■ Reading text ■
● ● ●

The Trouble With Rights

by Martin Butler

Recently I read an article which included the idea that nature can have rights, something I have to admit I had not come across before, despite a keen awareness that nature needs protecting. I discovered that this is a well-established point of view – there is a lengthy Wikipedia page on the topic. I found this rather odd – it seemed a misplaced use of the concept of a right. But it made me reflect that in the modern world the possession of rights is one of the few ethical ideals that is taken seriously wherever you happen to be on the political spectrum, so it’s understandable why those who want to protect nature might adopt the language of rights.

From the right to bear arms to transgender rights, rights matter across the board, having an authority that religious commandments, the claims of ‘social justice’, and other varieties of moral prescription seem to lack. The idea that we have rights is an unquestioned certainty, but rights are also often a source of considerable conflict in the modern world. Which rights do we actually possess? Do animals have rights? How can conflicting rights, which are presented as fixed, be reconciled? Do some rights automatically trump other rights? If so, how could a hierarchy of rights be devised? The language of rights, it seems, very quickly leads to dogmatism and impasse. Jeremy Bentham certainly had no time for rights:

Natural rights is simply nonsense: natural and imprescriptible rights, rhetorical nonsense – nonsense on stilts.[1]

He wrote this in an essay entitled “Anarchical Fallacies; being an examination of the Declaration of Rights issued during the French Revolution”(1796). Interestingly, Bentham’s arguments have something in common with Karl Marx’s and Edmund Burke’s critiques of rights – and these two philosophers are at opposite ends of the political divide.

The notion of a ‘natural’ or ‘inalienable’ right was very much to the fore in the revolutionary documents of the late 18th century in both France and the US. The second article of the Declaration of the Rights of Man published by the French National Assembly in 1789 states, for example, that:

The aim of every political association is the preservation of the natural and imprescriptible rights of Man. These rights are Liberty, Property, Safety and Resistance to Oppression.

In the context of the times this was a powerful idea, and a central plank in the attempt to move away from societies based on aristocracy, monarchy and privilege by birth. It posits that rights are universal, no matter who you are or who your parents are.

● ● ●

■ Supplied data ■

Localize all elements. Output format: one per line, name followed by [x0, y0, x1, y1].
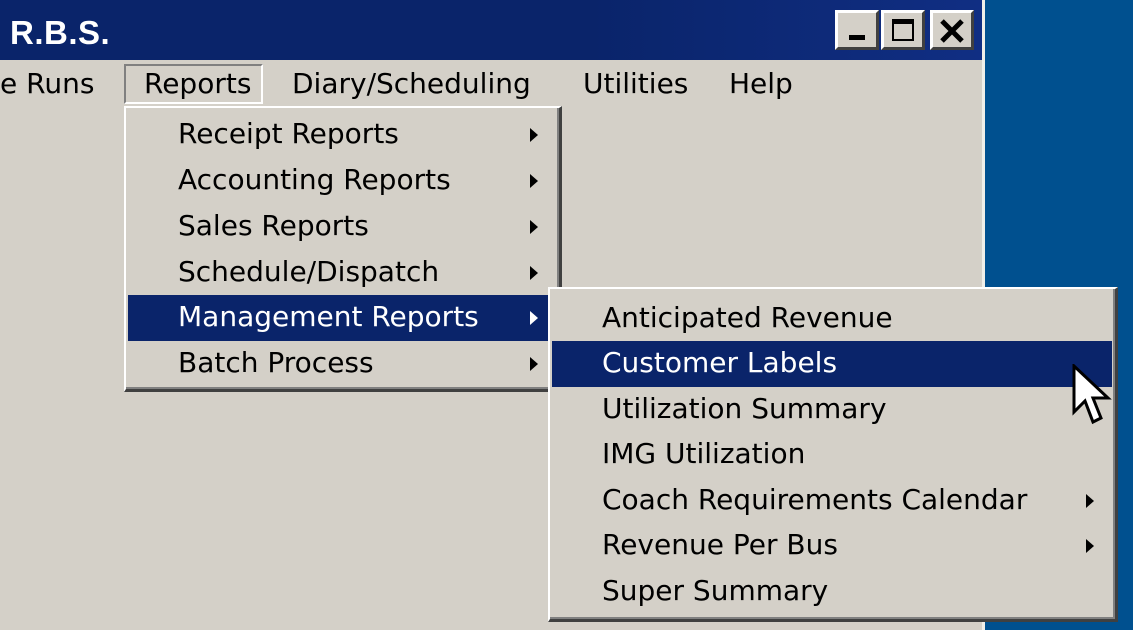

● ● ●

■ Given task ■
Please reproduce, word for word, the stretch of the essay on rights from "by Martin Butler" through "language of rights.".

■ Response below ■
by Martin Butler

Recently I read an article which included the idea that nature can have rights, something I have to admit I had not come across before, despite a keen awareness that nature needs protecting. I discovered that this is a well-established point of view – there is a lengthy Wikipedia page on the topic. I found this rather odd – it seemed a misplaced use of the concept of a right. But it made me reflect that in the modern world the possession of rights is one of the few ethical ideals that is taken seriously wherever you happen to be on the political spectrum, so it’s understandable why those who want to protect nature might adopt the language of rights.